*DIRECTIVES*:
- 1) Can you reproduce the Nader v. Civil Aeronautics Board case page below, word for word, from "Ralph NADER and" to "of Columbia Circuit."?
- 2) Could you carry on the Nader v. Civil Aeronautics Board case page below, picking up right after its last line?

*PASSAGE TO READ*:

_____

OpenJurist

657 F2d 453 Nader v. Civil Aeronautics Board

657 F.2d 453

211 U.S.App.D.C. 491

Ralph NADER and The Aviation Consumer Action Project, Petitioners,
v.
CIVIL AERONAUTICS BOARD, Respondent,
Air Transport Association of America, Intervenor.

No. 80-1673.

United States Court of Appeals,
District of Columbia Circuit.

Argued April 30, 1981.
Decided June 15, 1981.

Cornish F. Hitchcock, Washington, D. C., with whom John Cary Sims, Washington, D. C., was on the brief, for petitioners.

Alan R. Demby, Atty., C. A. B., Washington, D. C., with whom Michael Schopf, Deputy Gen. Counsel, and Glen M. Bendixsen, Associate Gen. Counsel, C. A. B., Washington, D. C., were on the brief, for respondent. J. Thomas Ezell, III, Atty., C. A. B., and Robert B. Nicholson and Margaret G. Halpern, Attys., Dept. of Justice, Washington, D. C., entered appearances for respondent.

_____

*LISTED ENTRIES*:
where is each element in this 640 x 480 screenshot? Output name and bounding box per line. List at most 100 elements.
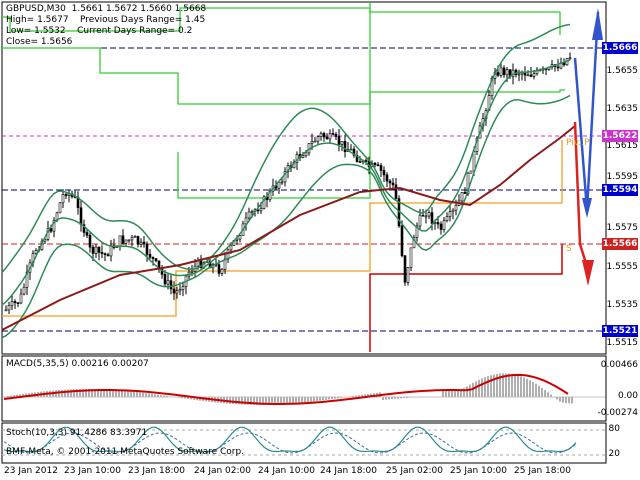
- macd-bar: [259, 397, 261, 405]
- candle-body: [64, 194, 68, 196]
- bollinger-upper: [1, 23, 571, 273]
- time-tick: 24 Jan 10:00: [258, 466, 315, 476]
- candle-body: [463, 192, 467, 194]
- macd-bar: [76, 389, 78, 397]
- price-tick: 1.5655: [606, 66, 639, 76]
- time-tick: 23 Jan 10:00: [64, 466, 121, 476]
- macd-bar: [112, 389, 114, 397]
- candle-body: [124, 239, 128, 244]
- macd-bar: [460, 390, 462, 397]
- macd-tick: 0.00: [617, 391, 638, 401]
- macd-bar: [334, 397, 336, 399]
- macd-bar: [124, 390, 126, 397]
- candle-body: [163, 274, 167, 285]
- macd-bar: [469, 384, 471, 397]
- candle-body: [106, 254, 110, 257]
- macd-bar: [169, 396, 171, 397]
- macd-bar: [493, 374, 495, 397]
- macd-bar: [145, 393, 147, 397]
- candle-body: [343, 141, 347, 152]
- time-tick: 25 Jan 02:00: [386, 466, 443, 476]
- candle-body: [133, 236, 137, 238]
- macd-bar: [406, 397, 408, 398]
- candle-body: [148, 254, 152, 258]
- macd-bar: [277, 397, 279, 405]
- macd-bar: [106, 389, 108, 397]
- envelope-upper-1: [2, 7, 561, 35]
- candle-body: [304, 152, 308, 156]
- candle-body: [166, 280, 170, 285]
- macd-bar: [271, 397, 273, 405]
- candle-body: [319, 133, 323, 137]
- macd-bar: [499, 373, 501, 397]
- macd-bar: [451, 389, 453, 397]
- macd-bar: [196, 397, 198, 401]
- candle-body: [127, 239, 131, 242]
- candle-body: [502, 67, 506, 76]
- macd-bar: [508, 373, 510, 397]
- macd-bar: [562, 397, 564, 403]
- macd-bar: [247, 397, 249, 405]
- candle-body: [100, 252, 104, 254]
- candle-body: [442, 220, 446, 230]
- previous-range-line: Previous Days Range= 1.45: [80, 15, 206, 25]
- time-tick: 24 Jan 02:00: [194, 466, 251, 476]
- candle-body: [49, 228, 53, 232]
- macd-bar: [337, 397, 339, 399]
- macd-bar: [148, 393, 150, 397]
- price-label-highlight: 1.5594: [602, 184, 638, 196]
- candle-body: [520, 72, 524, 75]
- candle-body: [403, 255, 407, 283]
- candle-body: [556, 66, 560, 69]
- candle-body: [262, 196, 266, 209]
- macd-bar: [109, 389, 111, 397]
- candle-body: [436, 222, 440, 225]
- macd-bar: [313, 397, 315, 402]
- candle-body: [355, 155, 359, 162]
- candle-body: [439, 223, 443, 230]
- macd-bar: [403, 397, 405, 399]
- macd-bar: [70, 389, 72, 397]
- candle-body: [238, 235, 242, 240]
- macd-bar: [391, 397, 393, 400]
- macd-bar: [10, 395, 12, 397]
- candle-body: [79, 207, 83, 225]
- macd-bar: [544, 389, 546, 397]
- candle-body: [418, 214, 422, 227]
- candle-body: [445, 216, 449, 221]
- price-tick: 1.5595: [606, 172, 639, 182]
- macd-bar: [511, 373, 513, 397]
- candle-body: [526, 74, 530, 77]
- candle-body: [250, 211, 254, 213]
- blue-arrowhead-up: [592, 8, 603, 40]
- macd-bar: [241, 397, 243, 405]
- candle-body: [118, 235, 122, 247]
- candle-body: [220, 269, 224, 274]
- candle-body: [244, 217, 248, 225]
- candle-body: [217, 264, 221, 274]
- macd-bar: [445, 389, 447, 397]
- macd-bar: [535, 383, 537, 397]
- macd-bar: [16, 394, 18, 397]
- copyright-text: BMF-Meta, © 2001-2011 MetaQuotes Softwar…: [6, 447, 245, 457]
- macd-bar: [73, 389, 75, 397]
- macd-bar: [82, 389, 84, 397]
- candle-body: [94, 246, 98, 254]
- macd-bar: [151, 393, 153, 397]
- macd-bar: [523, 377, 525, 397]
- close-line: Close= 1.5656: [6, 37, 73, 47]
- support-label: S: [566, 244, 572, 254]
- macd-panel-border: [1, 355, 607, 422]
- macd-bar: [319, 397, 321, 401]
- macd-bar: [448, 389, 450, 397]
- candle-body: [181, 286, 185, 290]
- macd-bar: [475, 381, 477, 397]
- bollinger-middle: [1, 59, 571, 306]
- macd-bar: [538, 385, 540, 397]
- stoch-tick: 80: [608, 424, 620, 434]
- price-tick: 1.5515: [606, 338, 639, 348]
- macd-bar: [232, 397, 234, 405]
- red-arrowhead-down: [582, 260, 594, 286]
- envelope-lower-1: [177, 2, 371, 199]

_____

*EXERCISE RESPONSES*:
- 1)
Ralph NADER and The Aviation Consumer Action Project, Petitioners,
v.
CIVIL AERONAUTICS BOARD, Respondent,
Air Transport Association of America, Intervenor.

No. 80-1673.

United States Court of Appeals,
District of Columbia Circuit.

- 2)
William C. Burt, Washington, D. C., with whom David L. Vaughan, James E. Landry, Washington, D. C., and George S. Lapham, Jr., Washington, D. C., were on the brief, for intervenor.

Before BAZELON, Senior Circuit Judge, and WRIGHT and WALD, Circuit Judges.

Opinion for the court filed by Circuit Judge J. SKELLY WRIGHT.

J. SKELLY WRIGHT, Circuit Judge:

1

The petitioners, Ralph Nader and the Aviation Consumer Action Project (hereinafter collectively Nader), challenge certain guidelines promulgated by the Civil Aeronautics Board (CAB) governing the exercise of the Board's discretion to suspend newly filed airline fares pending investigation. Nader contends that the guidelines are violative of the Airline Deregulation Act of 1978.1 Finding no merit in Nader's argument, we affirm.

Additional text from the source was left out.